§ What is asked
Would you write out the listing verbatim and skip every picture in it?
================
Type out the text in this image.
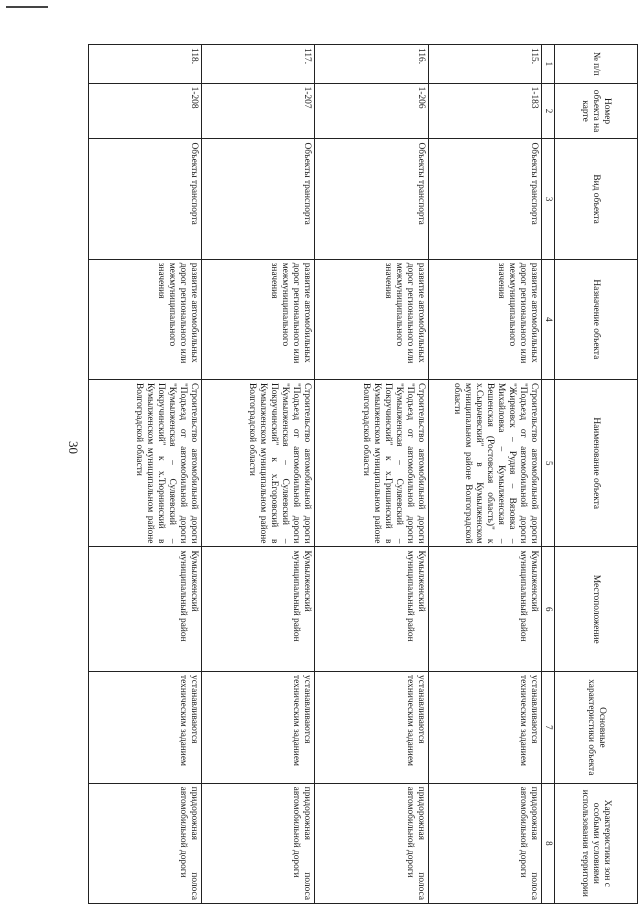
30
№ п/п	Номер объекта на карте	Вид объекта	Назначение объекта	Наименование объекта	Местоположение	Основные характеристики объекта	Характеристики зон с особыми условиями использования территории
1	2	3	4	5	6	7	8
115.	1-183	Объекты транспорта	развитие автомобильных дорог регионального или межмуниципального значения	Строительство автомобильной дороги "Подъезд от автомобильной дороги "Жирновск – Рудня – Вязовка – Михайловка – Кумылженская – Вешенская (Ростовская область)" к х.Сырьчевский" в Кумылженском муниципальном районе Волгоградской области	Кумылженский муниципальный район	устанавливаются техническим заданием	придорожная полоса автомобильной дороги
116.	1-206	Объекты транспорта	развитие автомобильных дорог регионального или межмуниципального значения	Строительство автомобильной дороги "Подъезд от автомобильной дороги "Кумылженская – Суляевский – Покручинский" к х.Гришинский в Кумылженском муниципальном районе Волгоградской области	Кумылженский муниципальный район	устанавливаются техническим заданием	придорожная полоса автомобильной дороги
117.	1-207	Объекты транспорта	развитие автомобильных дорог регионального или межмуниципального значения	Строительство автомобильной дороги "Подъезд от автомобильной дороги "Кумылженская – Суляевский – Покручинский" к х.Егоровский в Кумылженском муниципальном районе Волгоградской области	Кумылженский муниципальный район	устанавливаются техническим заданием	придорожная полоса автомобильной дороги
118.	1-208	Объекты транспорта	развитие автомобильных дорог регионального или межмуниципального значения	Строительство автомобильной дороги "Подъезд от автомобильной дороги "Кумылженская – Суляевский – Покручинский" к х.Тюрнинский в Кумылженском муниципальном районе Волгоградской области	Кумылженский муниципальный район	устанавливаются техническим заданием	придорожная полоса автомобильной дороги
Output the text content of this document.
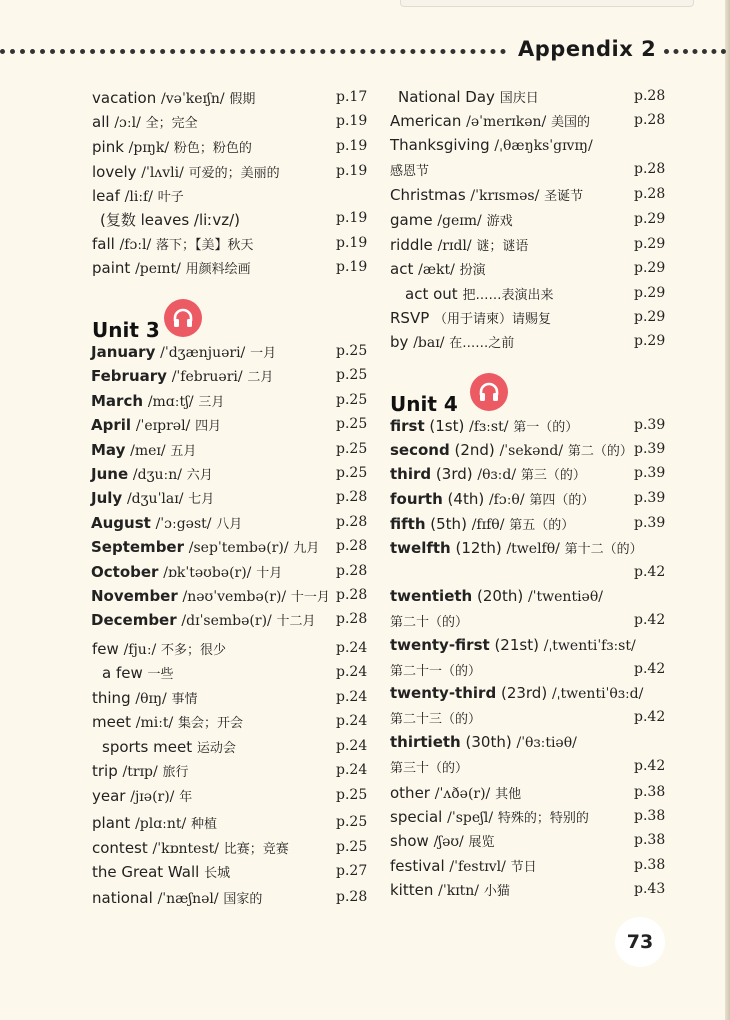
Appendix 2
vacation /vəˈkeɪʃn/ 假期	p.17
all /ɔːl/ 全；完全	p.19
pink /pɪŋk/ 粉色；粉色的	p.19
lovely /ˈlʌvli/ 可爱的；美丽的	p.19
leaf /liːf/ 叶子
(复数 leaves /liːvz/)	p.19
fall /fɔːl/ 落下；【美】秋天	p.19
paint /peɪnt/ 用颜料绘画	p.19
January /ˈdʒænjuəri/ 一月	p.25
February /ˈfebruəri/ 二月	p.25
March /mɑːtʃ/ 三月	p.25
April /ˈeɪprəl/ 四月	p.25
May /meɪ/ 五月	p.25
June /dʒuːn/ 六月	p.25
July /dʒuˈlaɪ/ 七月	p.28
August /ˈɔːgəst/ 八月	p.28
September /sepˈtembə(r)/ 九月 p.28
October /ɒkˈtəʊbə(r)/ 十月	p.28
November /nəʊˈvembə(r)/ 十一月 p.28
December /dɪˈsembə(r)/ 十二月 p.28
few /fjuː/ 不多；很少	p.24
a few 一些	p.24
thing /θɪŋ/ 事情	p.24
meet /miːt/ 集会；开会	p.24
sports meet 运动会	p.24
trip /trɪp/ 旅行	p.24
year /jɪə(r)/ 年	p.25
plant /plɑːnt/ 种植	p.25
contest /ˈkɒntest/ 比赛；竞赛	p.25
the Great Wall 长城	p.27
national /ˈnæʃnəl/ 国家的	p.28
National Day 国庆日	p.28
American /əˈmerɪkən/ 美国的	p.28
Thanksgiving /ˌθæŋksˈgɪvɪŋ/
感恩节	p.28
Christmas /ˈkrɪsməs/ 圣诞节	p.28
game /geɪm/ 游戏	p.29
riddle /rɪdl/ 谜；谜语	p.29
act /ækt/ 扮演	p.29
act out 把……表演出来	p.29
RSVP （用于请柬）请赐复	p.29
by /baɪ/ 在……之前	p.29
first (1st) /fɜːst/ 第一（的）	p.39
second (2nd) /ˈsekənd/ 第二（的） p.39
third (3rd) /θɜːd/ 第三（的）	p.39
fourth (4th) /fɔːθ/ 第四（的）	p.39
fifth (5th) /fɪfθ/ 第五（的）	p.39
twelfth (12th) /twelfθ/ 第十二（的）
p.42
twentieth (20th) /ˈtwentiəθ/
第二十（的）	p.42
twenty-first (21st) /ˌtwentiˈfɜːst/
第二十一（的）	p.42
twenty-third (23rd) /ˌtwentiˈθɜːd/
第二十三（的）	p.42
thirtieth (30th) /ˈθɜːtiəθ/
第三十（的）	p.42
other /ˈʌðə(r)/ 其他	p.38
special /ˈspeʃl/ 特殊的；特别的	p.38
show /ʃəʊ/ 展览	p.38
festival /ˈfestɪvl/ 节日	p.38
kitten /ˈkɪtn/ 小猫	p.43
Unit 3
Unit 4
73
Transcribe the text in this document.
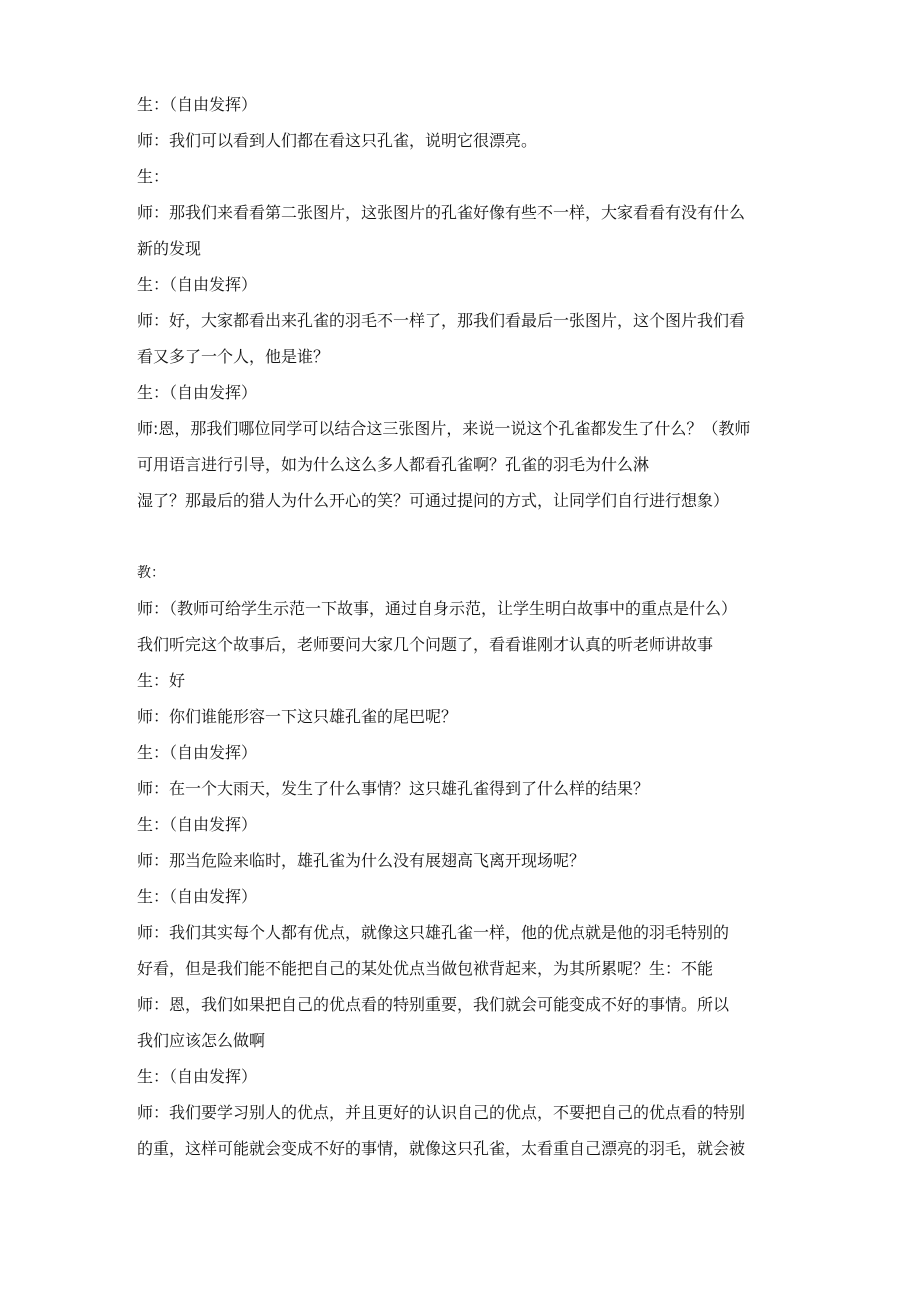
生：（自由发挥）
师：我们可以看到人们都在看这只孔雀，说明它很漂亮。
生：
师：那我们来看看第二张图片，这张图片的孔雀好像有些不一样，大家看看有没有什么
新的发现
生：（自由发挥）
师：好，大家都看出来孔雀的羽毛不一样了，那我们看最后一张图片，这个图片我们看
看又多了一个人，他是谁？
生：（自由发挥）
师:恩，那我们哪位同学可以结合这三张图片，来说一说这个孔雀都发生了什么？（教师
可用语言进行引导，如为什么这么多人都看孔雀啊？孔雀的羽毛为什么淋
湿了？那最后的猎人为什么开心的笑？可通过提问的方式，让同学们自行进行想象）
教：
师：（教师可给学生示范一下故事，通过自身示范，让学生明白故事中的重点是什么）
我们听完这个故事后，老师要问大家几个问题了，看看谁刚才认真的听老师讲故事
生：好
师：你们谁能形容一下这只雄孔雀的尾巴呢？
生：（自由发挥）
师：在一个大雨天，发生了什么事情？这只雄孔雀得到了什么样的结果？
生：（自由发挥）
师：那当危险来临时，雄孔雀为什么没有展翅高飞离开现场呢？
生：（自由发挥）
师：我们其实每个人都有优点，就像这只雄孔雀一样，他的优点就是他的羽毛特别的
好看，但是我们能不能把自己的某处优点当做包袱背起来，为其所累呢？生：不能
师：恩，我们如果把自己的优点看的特别重要，我们就会可能变成不好的事情。所以
我们应该怎么做啊
生：（自由发挥）
师：我们要学习别人的优点，并且更好的认识自己的优点，不要把自己的优点看的特别
的重，这样可能就会变成不好的事情，就像这只孔雀，太看重自己漂亮的羽毛，就会被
================
§ The response
Type out the text in this image.
30
№ п/п	Номер объекта на карте	Вид объекта	Назначение объекта	Наименование объекта	Местоположение	Основные характеристики объекта	Характеристики зон с особыми условиями использования территории
1	2	3	4	5	6	7	8
115.	1-183	Объекты транспорта	развитие автомобильных дорог регионального или межмуниципального значения	Строительство автомобильной дороги "Подъезд от автомобильной дороги "Жирновск – Рудня – Вязовка – Михайловка – Кумылженская – Вешенская (Ростовская область)" к х.Сырьчевский" в Кумылженском муниципальном районе Волгоградской области	Кумылженский муниципальный район	устанавливаются техническим заданием	придорожная полоса автомобильной дороги
116.	1-206	Объекты транспорта	развитие автомобильных дорог регионального или межмуниципального значения	Строительство автомобильной дороги "Подъезд от автомобильной дороги "Кумылженская – Суляевский – Покручинский" к х.Гришинский в Кумылженском муниципальном районе Волгоградской области	Кумылженский муниципальный район	устанавливаются техническим заданием	придорожная полоса автомобильной дороги
117.	1-207	Объекты транспорта	развитие автомобильных дорог регионального или межмуниципального значения	Строительство автомобильной дороги "Подъезд от автомобильной дороги "Кумылженская – Суляевский – Покручинский" к х.Егоровский в Кумылженском муниципальном районе Волгоградской области	Кумылженский муниципальный район	устанавливаются техническим заданием	придорожная полоса автомобильной дороги
118.	1-208	Объекты транспорта	развитие автомобильных дорог регионального или межмуниципального значения	Строительство автомобильной дороги "Подъезд от автомобильной дороги "Кумылженская – Суляевский – Покручинский" к х.Тюрнинский в Кумылженском муниципальном районе Волгоградской области	Кумылженский муниципальный район	устанавливаются техническим заданием	придорожная полоса автомобильной дороги
Output the text content of this document.
Appendix 2
vacation /vəˈkeɪʃn/ 假期	p.17
all /ɔːl/ 全；完全	p.19
pink /pɪŋk/ 粉色；粉色的	p.19
lovely /ˈlʌvli/ 可爱的；美丽的	p.19
leaf /liːf/ 叶子
(复数 leaves /liːvz/)	p.19
fall /fɔːl/ 落下；【美】秋天	p.19
paint /peɪnt/ 用颜料绘画	p.19
January /ˈdʒænjuəri/ 一月	p.25
February /ˈfebruəri/ 二月	p.25
March /mɑːtʃ/ 三月	p.25
April /ˈeɪprəl/ 四月	p.25
May /meɪ/ 五月	p.25
June /dʒuːn/ 六月	p.25
July /dʒuˈlaɪ/ 七月	p.28
August /ˈɔːgəst/ 八月	p.28
September /sepˈtembə(r)/ 九月 p.28
October /ɒkˈtəʊbə(r)/ 十月	p.28
November /nəʊˈvembə(r)/ 十一月 p.28
December /dɪˈsembə(r)/ 十二月 p.28
few /fjuː/ 不多；很少	p.24
a few 一些	p.24
thing /θɪŋ/ 事情	p.24
meet /miːt/ 集会；开会	p.24
sports meet 运动会	p.24
trip /trɪp/ 旅行	p.24
year /jɪə(r)/ 年	p.25
plant /plɑːnt/ 种植	p.25
contest /ˈkɒntest/ 比赛；竞赛	p.25
the Great Wall 长城	p.27
national /ˈnæʃnəl/ 国家的	p.28
National Day 国庆日	p.28
American /əˈmerɪkən/ 美国的	p.28
Thanksgiving /ˌθæŋksˈgɪvɪŋ/
感恩节	p.28
Christmas /ˈkrɪsməs/ 圣诞节	p.28
game /geɪm/ 游戏	p.29
riddle /rɪdl/ 谜；谜语	p.29
act /ækt/ 扮演	p.29
act out 把……表演出来	p.29
RSVP （用于请柬）请赐复	p.29
by /baɪ/ 在……之前	p.29
first (1st) /fɜːst/ 第一（的）	p.39
second (2nd) /ˈsekənd/ 第二（的） p.39
third (3rd) /θɜːd/ 第三（的）	p.39
fourth (4th) /fɔːθ/ 第四（的）	p.39
fifth (5th) /fɪfθ/ 第五（的）	p.39
twelfth (12th) /twelfθ/ 第十二（的）
p.42
twentieth (20th) /ˈtwentiəθ/
第二十（的）	p.42
twenty-first (21st) /ˌtwentiˈfɜːst/
第二十一（的）	p.42
twenty-third (23rd) /ˌtwentiˈθɜːd/
第二十三（的）	p.42
thirtieth (30th) /ˈθɜːtiəθ/
第三十（的）	p.42
other /ˈʌðə(r)/ 其他	p.38
special /ˈspeʃl/ 特殊的；特别的	p.38
show /ʃəʊ/ 展览	p.38
festival /ˈfestɪvl/ 节日	p.38
kitten /ˈkɪtn/ 小猫	p.43
Unit 3
Unit 4
73
Transcribe the text in this document.
生：（自由发挥）
师：我们可以看到人们都在看这只孔雀，说明它很漂亮。
生：
师：那我们来看看第二张图片，这张图片的孔雀好像有些不一样，大家看看有没有什么
新的发现
生：（自由发挥）
师：好，大家都看出来孔雀的羽毛不一样了，那我们看最后一张图片，这个图片我们看
看又多了一个人，他是谁？
生：（自由发挥）
师:恩，那我们哪位同学可以结合这三张图片，来说一说这个孔雀都发生了什么？（教师
可用语言进行引导，如为什么这么多人都看孔雀啊？孔雀的羽毛为什么淋
湿了？那最后的猎人为什么开心的笑？可通过提问的方式，让同学们自行进行想象）
教：
师：（教师可给学生示范一下故事，通过自身示范，让学生明白故事中的重点是什么）
我们听完这个故事后，老师要问大家几个问题了，看看谁刚才认真的听老师讲故事
生：好
师：你们谁能形容一下这只雄孔雀的尾巴呢？
生：（自由发挥）
师：在一个大雨天，发生了什么事情？这只雄孔雀得到了什么样的结果？
生：（自由发挥）
师：那当危险来临时，雄孔雀为什么没有展翅高飞离开现场呢？
生：（自由发挥）
师：我们其实每个人都有优点，就像这只雄孔雀一样，他的优点就是他的羽毛特别的
好看，但是我们能不能把自己的某处优点当做包袱背起来，为其所累呢？生：不能
师：恩，我们如果把自己的优点看的特别重要，我们就会可能变成不好的事情。所以
我们应该怎么做啊
生：（自由发挥）
师：我们要学习别人的优点，并且更好的认识自己的优点，不要把自己的优点看的特别
的重，这样可能就会变成不好的事情，就像这只孔雀，太看重自己漂亮的羽毛，就会被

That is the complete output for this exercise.